- [Given exercise] Below are some entries. Copy each line that holds the string "icon".

- [Record excerpts]

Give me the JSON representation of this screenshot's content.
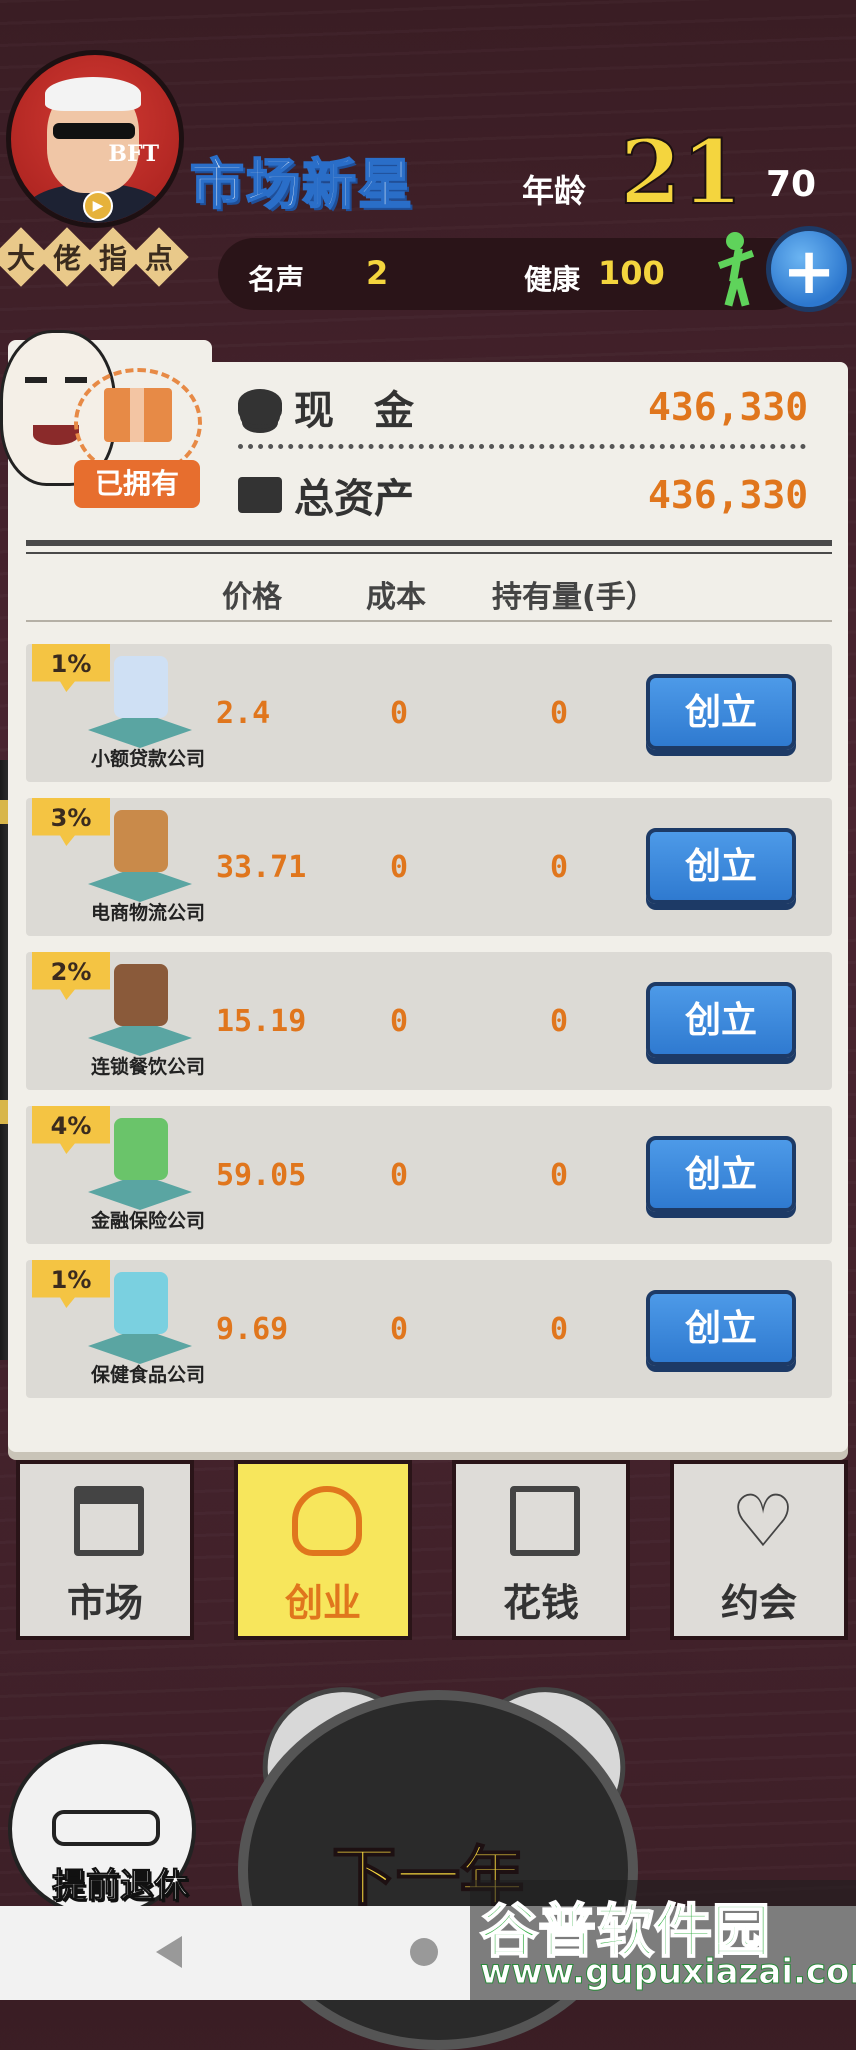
{
  "header": {
    "mentor_chars": [
      "大",
      "佬",
      "指",
      "点"
    ],
    "avatar_text": "BFT",
    "title": "市场新星",
    "age_label": "年龄",
    "age_value": "21",
    "age_max": "70",
    "fame_label": "名声",
    "fame_value": "2",
    "health_label": "健康",
    "health_value": "100",
    "add_icon": "plus-icon"
  },
  "assets": {
    "owned_label": "已拥有",
    "cash_label": "现　金",
    "cash_value": "436,330",
    "total_label": "总资产",
    "total_value": "436,330"
  },
  "table": {
    "headers": [
      "价格",
      "成本",
      "持有量(手）"
    ],
    "rows": [
      {
        "badge": "1%",
        "name": "小额贷款公司",
        "price": "2.4",
        "cost": "0",
        "holding": "0",
        "button": "创立",
        "icon": "pawn-shop-icon",
        "color": "#cfe0f4"
      },
      {
        "badge": "3%",
        "name": "电商物流公司",
        "price": "33.71",
        "cost": "0",
        "holding": "0",
        "button": "创立",
        "icon": "package-icon",
        "color": "#c98a4a"
      },
      {
        "badge": "2%",
        "name": "连锁餐饮公司",
        "price": "15.19",
        "cost": "0",
        "holding": "0",
        "button": "创立",
        "icon": "coffee-cup-icon",
        "color": "#8a5a3a"
      },
      {
        "badge": "4%",
        "name": "金融保险公司",
        "price": "59.05",
        "cost": "0",
        "holding": "0",
        "button": "创立",
        "icon": "insurance-family-icon",
        "color": "#6ac46a"
      },
      {
        "badge": "1%",
        "name": "保健食品公司",
        "price": "9.69",
        "cost": "0",
        "holding": "0",
        "button": "创立",
        "icon": "supplement-bottle-icon",
        "color": "#7ad0e0"
      }
    ]
  },
  "tabs": [
    {
      "label": "市场",
      "icon": "shop-icon",
      "active": false
    },
    {
      "label": "创业",
      "icon": "lightbulb-icon",
      "active": true
    },
    {
      "label": "花钱",
      "icon": "shopping-bag-icon",
      "active": false
    },
    {
      "label": "约会",
      "icon": "heart-icon",
      "active": false
    }
  ],
  "bottom": {
    "retire_label": "提前退休",
    "next_year_label": "下一年"
  },
  "watermark": {
    "title": "谷普软件园",
    "url": "www.gupuxiazai.com"
  },
  "colors": {
    "accent_orange": "#e0761d",
    "button_blue": "#2f7ad0",
    "active_tab": "#f7e65c",
    "badge_yellow": "#f4c443"
  }
}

- [Result of the task]
    "add_icon": "plus-icon"
        "icon": "pawn-shop-icon",
        "icon": "package-icon",
        "icon": "coffee-cup-icon",
        "icon": "insurance-family-icon",
        "icon": "supplement-bottle-icon",
      "icon": "shop-icon",
      "icon": "lightbulb-icon",
      "icon": "shopping-bag-icon",
      "icon": "heart-icon",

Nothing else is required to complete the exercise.